---------- Task input ----------

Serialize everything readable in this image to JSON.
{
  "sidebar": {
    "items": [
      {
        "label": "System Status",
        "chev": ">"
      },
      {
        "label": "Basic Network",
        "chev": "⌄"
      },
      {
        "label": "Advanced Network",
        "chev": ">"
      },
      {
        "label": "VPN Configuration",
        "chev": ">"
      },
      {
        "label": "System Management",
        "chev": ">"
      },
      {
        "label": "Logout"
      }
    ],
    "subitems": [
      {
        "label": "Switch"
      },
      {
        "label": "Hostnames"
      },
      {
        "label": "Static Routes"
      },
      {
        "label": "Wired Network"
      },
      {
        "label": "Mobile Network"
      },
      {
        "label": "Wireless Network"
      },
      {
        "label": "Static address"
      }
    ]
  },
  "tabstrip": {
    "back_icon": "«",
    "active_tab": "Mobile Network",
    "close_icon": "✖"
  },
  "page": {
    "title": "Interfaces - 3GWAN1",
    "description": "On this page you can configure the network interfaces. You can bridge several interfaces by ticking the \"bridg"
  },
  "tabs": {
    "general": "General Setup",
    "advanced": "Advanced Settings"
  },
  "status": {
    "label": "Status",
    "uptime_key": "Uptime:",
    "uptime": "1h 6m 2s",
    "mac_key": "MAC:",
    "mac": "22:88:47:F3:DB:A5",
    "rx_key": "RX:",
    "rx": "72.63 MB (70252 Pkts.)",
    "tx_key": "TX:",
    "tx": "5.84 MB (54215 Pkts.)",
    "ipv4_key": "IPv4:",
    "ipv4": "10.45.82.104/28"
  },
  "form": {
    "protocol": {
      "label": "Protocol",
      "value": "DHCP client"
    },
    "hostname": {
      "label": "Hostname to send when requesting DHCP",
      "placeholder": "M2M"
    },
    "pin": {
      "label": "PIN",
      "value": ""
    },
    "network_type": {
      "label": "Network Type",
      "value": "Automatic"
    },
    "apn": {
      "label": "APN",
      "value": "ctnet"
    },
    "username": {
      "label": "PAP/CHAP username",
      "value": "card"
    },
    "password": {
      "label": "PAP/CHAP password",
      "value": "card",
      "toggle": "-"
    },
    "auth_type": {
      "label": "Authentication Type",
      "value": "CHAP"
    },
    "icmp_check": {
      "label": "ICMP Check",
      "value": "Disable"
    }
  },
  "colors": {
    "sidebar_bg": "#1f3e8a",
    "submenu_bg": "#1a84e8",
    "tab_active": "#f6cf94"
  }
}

----------

Problem: Filter the records down to the lines that contain the string "CHAP", and copy those lines.

Answer to this exercise:
      "label": "PAP/CHAP username",
      "label": "PAP/CHAP password",
      "value": "CHAP"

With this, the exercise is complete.